> _GIVEN EXERCISE_:
Print the full listing exactly.

> _Collected data_:
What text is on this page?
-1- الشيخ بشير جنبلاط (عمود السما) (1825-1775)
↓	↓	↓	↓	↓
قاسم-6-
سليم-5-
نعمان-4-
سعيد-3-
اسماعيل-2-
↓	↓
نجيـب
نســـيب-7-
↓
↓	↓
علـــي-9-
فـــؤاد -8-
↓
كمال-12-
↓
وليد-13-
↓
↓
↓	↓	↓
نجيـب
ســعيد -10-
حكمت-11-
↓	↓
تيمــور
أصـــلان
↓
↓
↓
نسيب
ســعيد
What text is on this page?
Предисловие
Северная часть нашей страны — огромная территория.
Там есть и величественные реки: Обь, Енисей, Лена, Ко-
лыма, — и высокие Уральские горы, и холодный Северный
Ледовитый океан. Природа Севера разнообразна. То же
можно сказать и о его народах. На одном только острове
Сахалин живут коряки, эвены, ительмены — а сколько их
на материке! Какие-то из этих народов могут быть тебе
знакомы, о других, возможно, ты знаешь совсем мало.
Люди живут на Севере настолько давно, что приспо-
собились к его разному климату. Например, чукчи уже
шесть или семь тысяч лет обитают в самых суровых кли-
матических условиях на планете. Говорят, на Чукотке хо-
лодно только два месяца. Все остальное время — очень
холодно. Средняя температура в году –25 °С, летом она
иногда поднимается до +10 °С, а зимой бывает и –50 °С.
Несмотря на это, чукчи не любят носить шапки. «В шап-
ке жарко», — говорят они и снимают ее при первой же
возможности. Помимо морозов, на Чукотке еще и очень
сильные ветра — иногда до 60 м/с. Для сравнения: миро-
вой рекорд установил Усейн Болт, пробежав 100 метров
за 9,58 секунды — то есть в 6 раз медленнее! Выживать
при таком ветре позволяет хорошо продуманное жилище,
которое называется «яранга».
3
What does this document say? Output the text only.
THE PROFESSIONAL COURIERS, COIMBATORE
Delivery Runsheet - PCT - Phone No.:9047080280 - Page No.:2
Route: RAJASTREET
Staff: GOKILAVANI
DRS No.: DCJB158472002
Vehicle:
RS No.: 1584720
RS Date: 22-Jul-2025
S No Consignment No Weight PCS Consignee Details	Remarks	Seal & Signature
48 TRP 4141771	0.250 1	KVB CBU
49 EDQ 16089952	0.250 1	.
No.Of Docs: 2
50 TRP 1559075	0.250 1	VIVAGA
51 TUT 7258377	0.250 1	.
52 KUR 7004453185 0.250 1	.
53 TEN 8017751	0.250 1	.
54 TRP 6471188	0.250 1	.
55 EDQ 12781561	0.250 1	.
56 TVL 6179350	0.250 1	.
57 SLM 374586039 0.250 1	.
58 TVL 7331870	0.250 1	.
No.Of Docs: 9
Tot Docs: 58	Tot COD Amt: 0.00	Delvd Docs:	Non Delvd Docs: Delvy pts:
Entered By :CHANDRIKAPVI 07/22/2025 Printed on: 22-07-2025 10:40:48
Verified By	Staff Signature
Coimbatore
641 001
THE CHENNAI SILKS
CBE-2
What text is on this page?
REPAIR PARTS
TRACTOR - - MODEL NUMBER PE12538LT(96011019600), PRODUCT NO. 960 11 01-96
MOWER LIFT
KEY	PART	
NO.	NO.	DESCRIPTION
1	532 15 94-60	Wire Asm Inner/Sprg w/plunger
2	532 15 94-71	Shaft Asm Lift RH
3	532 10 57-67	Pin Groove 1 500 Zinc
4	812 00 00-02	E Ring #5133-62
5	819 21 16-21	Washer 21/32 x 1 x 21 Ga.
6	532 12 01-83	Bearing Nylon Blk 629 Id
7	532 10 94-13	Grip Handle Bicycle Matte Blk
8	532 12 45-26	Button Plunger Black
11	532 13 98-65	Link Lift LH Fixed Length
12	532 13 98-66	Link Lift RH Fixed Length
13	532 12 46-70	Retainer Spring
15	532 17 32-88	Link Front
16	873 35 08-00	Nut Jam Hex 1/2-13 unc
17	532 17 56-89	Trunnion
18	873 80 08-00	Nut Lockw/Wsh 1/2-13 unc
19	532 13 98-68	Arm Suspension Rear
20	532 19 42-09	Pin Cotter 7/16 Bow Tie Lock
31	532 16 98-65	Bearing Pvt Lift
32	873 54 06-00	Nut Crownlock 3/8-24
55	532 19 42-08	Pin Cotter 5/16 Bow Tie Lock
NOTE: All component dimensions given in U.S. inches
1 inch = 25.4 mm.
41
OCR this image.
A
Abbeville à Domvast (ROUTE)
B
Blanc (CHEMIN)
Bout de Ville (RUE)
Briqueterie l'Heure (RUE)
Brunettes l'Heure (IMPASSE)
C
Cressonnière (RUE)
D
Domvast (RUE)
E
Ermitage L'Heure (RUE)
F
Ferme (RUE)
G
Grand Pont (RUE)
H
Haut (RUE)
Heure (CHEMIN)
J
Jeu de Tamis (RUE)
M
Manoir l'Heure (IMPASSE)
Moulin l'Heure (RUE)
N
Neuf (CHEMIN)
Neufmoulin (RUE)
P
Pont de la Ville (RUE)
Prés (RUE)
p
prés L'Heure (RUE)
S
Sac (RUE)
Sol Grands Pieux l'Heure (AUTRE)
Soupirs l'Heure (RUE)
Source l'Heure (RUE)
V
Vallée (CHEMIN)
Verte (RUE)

> _TASK RESPONSE_:
What text is on this page?
-1- الشيخ بشير جنبلاط (عمود السما) (1825-1775)
↓	↓	↓	↓	↓
قاسم-6-
سليم-5-
نعمان-4-
سعيد-3-
اسماعيل-2-
↓	↓
نجيـب
نســـيب-7-
↓
↓	↓
علـــي-9-
فـــؤاد -8-
↓
كمال-12-
↓
وليد-13-
↓
↓
↓	↓	↓
نجيـب
ســعيد -10-
حكمت-11-
↓	↓
تيمــور
أصـــلان
↓
↓
↓
نسيب
ســعيد
What text is on this page?
Предисловие
Северная часть нашей страны — огромная территория.
Там есть и величественные реки: Обь, Енисей, Лена, Ко-
лыма, — и высокие Уральские горы, и холодный Северный
Ледовитый океан. Природа Севера разнообразна. То же
можно сказать и о его народах. На одном только острове
Сахалин живут коряки, эвены, ительмены — а сколько их
на материке! Какие-то из этих народов могут быть тебе
знакомы, о других, возможно, ты знаешь совсем мало.
Люди живут на Севере настолько давно, что приспо-
собились к его разному климату. Например, чукчи уже
шесть или семь тысяч лет обитают в самых суровых кли-
матических условиях на планете. Говорят, на Чукотке хо-
лодно только два месяца. Все остальное время — очень
холодно. Средняя температура в году –25 °С, летом она
иногда поднимается до +10 °С, а зимой бывает и –50 °С.
Несмотря на это, чукчи не любят носить шапки. «В шап-
ке жарко», — говорят они и снимают ее при первой же
возможности. Помимо морозов, на Чукотке еще и очень
сильные ветра — иногда до 60 м/с. Для сравнения: миро-
вой рекорд установил Усейн Болт, пробежав 100 метров
за 9,58 секунды — то есть в 6 раз медленнее! Выживать
при таком ветре позволяет хорошо продуманное жилище,
которое называется «яранга».
3
What does this document say? Output the text only.
THE PROFESSIONAL COURIERS, COIMBATORE
Delivery Runsheet - PCT - Phone No.:9047080280 - Page No.:2
Route: RAJASTREET
Staff: GOKILAVANI
DRS No.: DCJB158472002
Vehicle:
RS No.: 1584720
RS Date: 22-Jul-2025
S No Consignment No Weight PCS Consignee Details	Remarks	Seal & Signature
48 TRP 4141771	0.250 1	KVB CBU
49 EDQ 16089952	0.250 1	.
No.Of Docs: 2
50 TRP 1559075	0.250 1	VIVAGA
51 TUT 7258377	0.250 1	.
52 KUR 7004453185 0.250 1	.
53 TEN 8017751	0.250 1	.
54 TRP 6471188	0.250 1	.
55 EDQ 12781561	0.250 1	.
56 TVL 6179350	0.250 1	.
57 SLM 374586039 0.250 1	.
58 TVL 7331870	0.250 1	.
No.Of Docs: 9
Tot Docs: 58	Tot COD Amt: 0.00	Delvd Docs:	Non Delvd Docs: Delvy pts:
Entered By :CHANDRIKAPVI 07/22/2025 Printed on: 22-07-2025 10:40:48
Verified By	Staff Signature
Coimbatore
641 001
THE CHENNAI SILKS
CBE-2
What text is on this page?
REPAIR PARTS
TRACTOR - - MODEL NUMBER PE12538LT(96011019600), PRODUCT NO. 960 11 01-96
MOWER LIFT
KEY	PART	
NO.	NO.	DESCRIPTION
1	532 15 94-60	Wire Asm Inner/Sprg w/plunger
2	532 15 94-71	Shaft Asm Lift RH
3	532 10 57-67	Pin Groove 1 500 Zinc
4	812 00 00-02	E Ring #5133-62
5	819 21 16-21	Washer 21/32 x 1 x 21 Ga.
6	532 12 01-83	Bearing Nylon Blk 629 Id
7	532 10 94-13	Grip Handle Bicycle Matte Blk
8	532 12 45-26	Button Plunger Black
11	532 13 98-65	Link Lift LH Fixed Length
12	532 13 98-66	Link Lift RH Fixed Length
13	532 12 46-70	Retainer Spring
15	532 17 32-88	Link Front
16	873 35 08-00	Nut Jam Hex 1/2-13 unc
17	532 17 56-89	Trunnion
18	873 80 08-00	Nut Lockw/Wsh 1/2-13 unc
19	532 13 98-68	Arm Suspension Rear
20	532 19 42-09	Pin Cotter 7/16 Bow Tie Lock
31	532 16 98-65	Bearing Pvt Lift
32	873 54 06-00	Nut Crownlock 3/8-24
55	532 19 42-08	Pin Cotter 5/16 Bow Tie Lock
NOTE: All component dimensions given in U.S. inches
1 inch = 25.4 mm.
41
OCR this image.
A
Abbeville à Domvast (ROUTE)
B
Blanc (CHEMIN)
Bout de Ville (RUE)
Briqueterie l'Heure (RUE)
Brunettes l'Heure (IMPASSE)
C
Cressonnière (RUE)
D
Domvast (RUE)
E
Ermitage L'Heure (RUE)
F
Ferme (RUE)
G
Grand Pont (RUE)
H
Haut (RUE)
Heure (CHEMIN)
J
Jeu de Tamis (RUE)
M
Manoir l'Heure (IMPASSE)
Moulin l'Heure (RUE)
N
Neuf (CHEMIN)
Neufmoulin (RUE)
P
Pont de la Ville (RUE)
Prés (RUE)
p
prés L'Heure (RUE)
S
Sac (RUE)
Sol Grands Pieux l'Heure (AUTRE)
Soupirs l'Heure (RUE)
Source l'Heure (RUE)
V
Vallée (CHEMIN)
Verte (RUE)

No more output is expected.